* [Element data from apps and pages]
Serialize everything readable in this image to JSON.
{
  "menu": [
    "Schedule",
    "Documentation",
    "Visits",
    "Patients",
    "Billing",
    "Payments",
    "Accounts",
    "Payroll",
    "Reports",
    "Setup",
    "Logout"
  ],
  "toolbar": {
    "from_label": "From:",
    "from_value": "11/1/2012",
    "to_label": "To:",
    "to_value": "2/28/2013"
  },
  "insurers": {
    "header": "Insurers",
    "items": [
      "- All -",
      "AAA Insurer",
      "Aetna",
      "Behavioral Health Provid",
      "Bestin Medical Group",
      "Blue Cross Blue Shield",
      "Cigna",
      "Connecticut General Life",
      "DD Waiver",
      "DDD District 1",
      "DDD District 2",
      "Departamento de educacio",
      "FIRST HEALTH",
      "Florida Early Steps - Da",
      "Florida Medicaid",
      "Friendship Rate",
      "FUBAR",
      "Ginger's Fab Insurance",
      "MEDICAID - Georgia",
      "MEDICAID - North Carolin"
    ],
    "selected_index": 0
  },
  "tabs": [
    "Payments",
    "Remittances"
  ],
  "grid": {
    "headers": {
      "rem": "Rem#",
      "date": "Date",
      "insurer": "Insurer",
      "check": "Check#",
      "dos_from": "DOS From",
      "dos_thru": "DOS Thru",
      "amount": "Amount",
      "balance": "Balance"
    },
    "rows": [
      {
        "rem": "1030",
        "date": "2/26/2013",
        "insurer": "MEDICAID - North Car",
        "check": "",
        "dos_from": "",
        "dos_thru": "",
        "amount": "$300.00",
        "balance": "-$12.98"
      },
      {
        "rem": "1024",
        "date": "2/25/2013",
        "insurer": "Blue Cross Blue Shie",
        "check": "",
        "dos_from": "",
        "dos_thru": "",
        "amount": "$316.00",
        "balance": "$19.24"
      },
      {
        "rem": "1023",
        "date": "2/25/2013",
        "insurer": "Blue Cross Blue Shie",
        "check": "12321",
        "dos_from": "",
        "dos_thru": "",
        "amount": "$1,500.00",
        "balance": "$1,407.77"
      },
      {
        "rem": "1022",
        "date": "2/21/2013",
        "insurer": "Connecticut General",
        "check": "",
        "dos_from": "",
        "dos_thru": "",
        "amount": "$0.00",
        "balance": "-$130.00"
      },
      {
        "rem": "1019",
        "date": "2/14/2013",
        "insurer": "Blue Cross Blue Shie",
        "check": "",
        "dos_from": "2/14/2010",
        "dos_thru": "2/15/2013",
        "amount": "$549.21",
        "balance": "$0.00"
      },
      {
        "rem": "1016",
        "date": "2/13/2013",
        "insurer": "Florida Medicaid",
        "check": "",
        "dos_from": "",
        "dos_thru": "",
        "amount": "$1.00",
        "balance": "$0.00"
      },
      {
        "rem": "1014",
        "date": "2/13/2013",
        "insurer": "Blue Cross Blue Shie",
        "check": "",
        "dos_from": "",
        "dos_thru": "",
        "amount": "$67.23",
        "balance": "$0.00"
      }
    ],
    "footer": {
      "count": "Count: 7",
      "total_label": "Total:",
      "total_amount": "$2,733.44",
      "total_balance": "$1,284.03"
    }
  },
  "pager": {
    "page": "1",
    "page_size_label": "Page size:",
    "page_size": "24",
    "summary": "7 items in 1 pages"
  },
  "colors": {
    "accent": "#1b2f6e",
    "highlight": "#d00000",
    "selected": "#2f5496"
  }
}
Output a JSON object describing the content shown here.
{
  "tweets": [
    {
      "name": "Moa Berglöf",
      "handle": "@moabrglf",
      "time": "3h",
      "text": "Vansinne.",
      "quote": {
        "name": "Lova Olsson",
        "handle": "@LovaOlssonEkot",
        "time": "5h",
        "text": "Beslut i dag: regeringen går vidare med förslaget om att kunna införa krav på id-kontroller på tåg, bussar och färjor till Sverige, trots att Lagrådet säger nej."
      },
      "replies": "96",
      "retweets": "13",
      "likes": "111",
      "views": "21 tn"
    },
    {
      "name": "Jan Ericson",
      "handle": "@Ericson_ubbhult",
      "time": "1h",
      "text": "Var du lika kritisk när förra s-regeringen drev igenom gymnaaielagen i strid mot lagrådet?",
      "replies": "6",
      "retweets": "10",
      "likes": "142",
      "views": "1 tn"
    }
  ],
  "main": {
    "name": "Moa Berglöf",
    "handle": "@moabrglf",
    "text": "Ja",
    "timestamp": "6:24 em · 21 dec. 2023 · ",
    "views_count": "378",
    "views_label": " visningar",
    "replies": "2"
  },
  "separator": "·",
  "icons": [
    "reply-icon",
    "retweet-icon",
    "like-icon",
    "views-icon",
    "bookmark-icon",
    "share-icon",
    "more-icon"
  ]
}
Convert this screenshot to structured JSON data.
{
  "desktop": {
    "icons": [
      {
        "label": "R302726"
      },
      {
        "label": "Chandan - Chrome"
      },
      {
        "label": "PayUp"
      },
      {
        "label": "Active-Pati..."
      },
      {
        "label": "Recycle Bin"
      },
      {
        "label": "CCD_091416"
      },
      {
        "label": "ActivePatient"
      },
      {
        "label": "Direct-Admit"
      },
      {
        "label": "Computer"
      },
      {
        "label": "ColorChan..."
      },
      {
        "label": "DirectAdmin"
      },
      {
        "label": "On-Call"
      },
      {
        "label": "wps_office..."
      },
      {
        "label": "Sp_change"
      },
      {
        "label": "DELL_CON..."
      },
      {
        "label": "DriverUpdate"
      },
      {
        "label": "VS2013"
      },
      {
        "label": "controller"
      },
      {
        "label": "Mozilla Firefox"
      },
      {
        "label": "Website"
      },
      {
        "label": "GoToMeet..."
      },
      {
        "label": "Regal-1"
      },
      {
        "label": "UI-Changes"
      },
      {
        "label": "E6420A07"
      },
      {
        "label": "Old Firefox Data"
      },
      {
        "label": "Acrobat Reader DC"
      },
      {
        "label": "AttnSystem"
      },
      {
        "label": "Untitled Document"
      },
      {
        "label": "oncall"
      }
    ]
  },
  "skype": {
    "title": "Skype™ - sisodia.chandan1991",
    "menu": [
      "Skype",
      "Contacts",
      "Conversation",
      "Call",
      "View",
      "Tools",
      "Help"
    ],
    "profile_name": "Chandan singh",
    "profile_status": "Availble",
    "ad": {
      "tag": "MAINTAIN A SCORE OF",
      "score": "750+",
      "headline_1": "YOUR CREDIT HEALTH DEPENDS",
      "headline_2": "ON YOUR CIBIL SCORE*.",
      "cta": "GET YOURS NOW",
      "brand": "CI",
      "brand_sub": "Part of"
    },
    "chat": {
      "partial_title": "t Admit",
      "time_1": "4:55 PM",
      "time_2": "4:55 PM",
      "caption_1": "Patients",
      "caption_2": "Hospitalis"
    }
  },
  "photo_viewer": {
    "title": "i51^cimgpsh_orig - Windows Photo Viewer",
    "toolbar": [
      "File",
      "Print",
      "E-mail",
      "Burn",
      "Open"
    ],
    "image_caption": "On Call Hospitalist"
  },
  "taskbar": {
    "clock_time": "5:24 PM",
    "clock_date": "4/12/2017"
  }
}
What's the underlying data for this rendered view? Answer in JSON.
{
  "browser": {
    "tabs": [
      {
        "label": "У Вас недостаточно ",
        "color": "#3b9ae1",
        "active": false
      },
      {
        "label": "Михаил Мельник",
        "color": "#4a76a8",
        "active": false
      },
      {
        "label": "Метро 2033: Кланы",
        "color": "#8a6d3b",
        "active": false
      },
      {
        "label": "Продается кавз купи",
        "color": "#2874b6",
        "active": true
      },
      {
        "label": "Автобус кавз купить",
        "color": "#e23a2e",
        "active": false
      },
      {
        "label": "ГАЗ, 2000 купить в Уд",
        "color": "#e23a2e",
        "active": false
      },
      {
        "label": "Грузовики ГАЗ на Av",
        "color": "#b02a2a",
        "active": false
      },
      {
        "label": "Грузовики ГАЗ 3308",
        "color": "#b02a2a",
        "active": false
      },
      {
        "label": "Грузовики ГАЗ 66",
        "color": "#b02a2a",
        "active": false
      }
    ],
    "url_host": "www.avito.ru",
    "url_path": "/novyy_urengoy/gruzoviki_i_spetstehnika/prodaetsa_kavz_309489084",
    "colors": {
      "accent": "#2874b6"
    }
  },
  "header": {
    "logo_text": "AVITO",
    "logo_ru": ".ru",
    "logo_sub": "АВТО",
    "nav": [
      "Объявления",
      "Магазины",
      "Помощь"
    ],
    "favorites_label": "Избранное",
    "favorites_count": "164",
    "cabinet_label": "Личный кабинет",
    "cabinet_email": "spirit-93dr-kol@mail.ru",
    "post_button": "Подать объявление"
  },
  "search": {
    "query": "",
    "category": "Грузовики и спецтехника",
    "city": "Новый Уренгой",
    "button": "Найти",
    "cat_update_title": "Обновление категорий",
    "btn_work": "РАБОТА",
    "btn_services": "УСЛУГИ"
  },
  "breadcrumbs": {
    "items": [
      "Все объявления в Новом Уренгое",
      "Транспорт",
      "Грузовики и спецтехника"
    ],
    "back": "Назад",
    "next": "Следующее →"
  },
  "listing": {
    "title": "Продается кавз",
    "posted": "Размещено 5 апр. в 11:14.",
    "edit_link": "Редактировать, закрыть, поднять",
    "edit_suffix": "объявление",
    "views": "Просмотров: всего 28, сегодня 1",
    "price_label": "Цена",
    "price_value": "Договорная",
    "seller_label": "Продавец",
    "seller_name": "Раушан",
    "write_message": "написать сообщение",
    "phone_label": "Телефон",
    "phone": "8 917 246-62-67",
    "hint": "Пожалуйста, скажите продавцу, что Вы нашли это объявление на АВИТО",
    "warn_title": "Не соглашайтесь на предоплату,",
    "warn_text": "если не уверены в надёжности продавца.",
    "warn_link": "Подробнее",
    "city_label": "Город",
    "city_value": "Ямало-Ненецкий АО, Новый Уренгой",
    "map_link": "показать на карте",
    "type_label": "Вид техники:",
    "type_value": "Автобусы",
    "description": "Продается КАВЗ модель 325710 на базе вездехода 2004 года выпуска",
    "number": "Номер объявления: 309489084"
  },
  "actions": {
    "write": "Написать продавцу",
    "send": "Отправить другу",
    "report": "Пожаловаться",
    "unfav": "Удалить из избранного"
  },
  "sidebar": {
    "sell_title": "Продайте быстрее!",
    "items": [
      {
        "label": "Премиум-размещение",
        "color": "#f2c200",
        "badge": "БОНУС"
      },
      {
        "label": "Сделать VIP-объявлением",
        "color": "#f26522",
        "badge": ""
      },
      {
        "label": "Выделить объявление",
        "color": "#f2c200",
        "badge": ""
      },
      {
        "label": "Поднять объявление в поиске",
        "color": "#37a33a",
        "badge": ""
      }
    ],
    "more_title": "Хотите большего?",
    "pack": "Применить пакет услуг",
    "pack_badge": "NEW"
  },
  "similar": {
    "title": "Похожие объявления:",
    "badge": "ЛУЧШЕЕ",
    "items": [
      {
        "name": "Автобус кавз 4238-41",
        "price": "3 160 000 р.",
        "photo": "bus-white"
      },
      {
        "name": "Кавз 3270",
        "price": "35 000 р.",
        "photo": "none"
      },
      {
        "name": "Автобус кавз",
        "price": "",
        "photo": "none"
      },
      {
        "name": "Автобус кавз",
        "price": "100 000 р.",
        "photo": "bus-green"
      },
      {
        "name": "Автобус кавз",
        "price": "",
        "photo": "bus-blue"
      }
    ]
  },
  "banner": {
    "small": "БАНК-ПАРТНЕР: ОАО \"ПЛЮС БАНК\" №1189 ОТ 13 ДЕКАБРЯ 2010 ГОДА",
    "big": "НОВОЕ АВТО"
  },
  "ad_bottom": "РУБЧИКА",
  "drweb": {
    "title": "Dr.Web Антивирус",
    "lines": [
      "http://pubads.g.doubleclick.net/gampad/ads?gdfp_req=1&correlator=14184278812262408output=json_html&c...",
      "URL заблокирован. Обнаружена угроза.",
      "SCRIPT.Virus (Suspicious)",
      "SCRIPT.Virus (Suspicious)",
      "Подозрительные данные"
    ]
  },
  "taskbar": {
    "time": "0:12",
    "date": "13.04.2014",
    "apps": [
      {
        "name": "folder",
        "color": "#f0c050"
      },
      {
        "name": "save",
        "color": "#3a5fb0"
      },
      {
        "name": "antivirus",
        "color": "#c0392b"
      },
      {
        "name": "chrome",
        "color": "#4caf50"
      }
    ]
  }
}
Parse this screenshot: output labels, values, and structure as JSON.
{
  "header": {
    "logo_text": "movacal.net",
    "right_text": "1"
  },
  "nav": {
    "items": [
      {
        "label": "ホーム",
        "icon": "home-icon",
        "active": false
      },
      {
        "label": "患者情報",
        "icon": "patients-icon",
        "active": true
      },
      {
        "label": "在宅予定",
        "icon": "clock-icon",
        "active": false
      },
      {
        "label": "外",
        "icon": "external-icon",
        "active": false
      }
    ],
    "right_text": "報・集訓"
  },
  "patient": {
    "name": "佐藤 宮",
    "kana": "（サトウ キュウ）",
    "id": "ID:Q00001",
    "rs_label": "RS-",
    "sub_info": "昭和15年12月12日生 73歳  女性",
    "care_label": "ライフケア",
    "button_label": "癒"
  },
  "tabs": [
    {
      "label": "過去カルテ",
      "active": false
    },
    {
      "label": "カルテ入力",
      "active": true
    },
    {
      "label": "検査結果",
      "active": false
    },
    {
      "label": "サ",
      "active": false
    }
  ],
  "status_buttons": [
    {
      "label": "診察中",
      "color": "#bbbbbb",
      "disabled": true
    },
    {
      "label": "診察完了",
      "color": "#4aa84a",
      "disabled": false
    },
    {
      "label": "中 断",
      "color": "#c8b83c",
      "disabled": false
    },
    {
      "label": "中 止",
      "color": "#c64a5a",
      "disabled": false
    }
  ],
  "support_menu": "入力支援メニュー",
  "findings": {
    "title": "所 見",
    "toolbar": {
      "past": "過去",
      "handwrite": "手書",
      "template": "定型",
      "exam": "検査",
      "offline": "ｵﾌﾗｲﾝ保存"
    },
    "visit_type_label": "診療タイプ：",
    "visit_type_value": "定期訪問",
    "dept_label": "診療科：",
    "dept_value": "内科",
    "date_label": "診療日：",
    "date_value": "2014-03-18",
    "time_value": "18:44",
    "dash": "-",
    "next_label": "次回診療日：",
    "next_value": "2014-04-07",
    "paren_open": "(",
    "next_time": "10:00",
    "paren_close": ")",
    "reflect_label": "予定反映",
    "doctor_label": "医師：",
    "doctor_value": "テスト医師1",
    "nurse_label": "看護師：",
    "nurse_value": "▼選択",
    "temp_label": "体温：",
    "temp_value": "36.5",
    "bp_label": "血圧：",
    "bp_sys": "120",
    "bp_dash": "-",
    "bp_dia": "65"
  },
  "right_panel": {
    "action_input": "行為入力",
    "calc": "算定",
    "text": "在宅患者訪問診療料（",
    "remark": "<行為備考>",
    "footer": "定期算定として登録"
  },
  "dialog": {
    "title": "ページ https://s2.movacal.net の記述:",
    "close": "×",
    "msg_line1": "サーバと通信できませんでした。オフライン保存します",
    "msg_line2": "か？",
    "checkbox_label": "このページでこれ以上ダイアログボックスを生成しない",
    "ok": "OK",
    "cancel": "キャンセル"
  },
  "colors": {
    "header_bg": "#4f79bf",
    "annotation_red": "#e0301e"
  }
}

* [DIRECTIONS]
For the string "General", filter the data and copy out each line where it occurs.

* [FINISHED EXERCISE]
      "Connecticut General Life",
        "insurer": "Connecticut General",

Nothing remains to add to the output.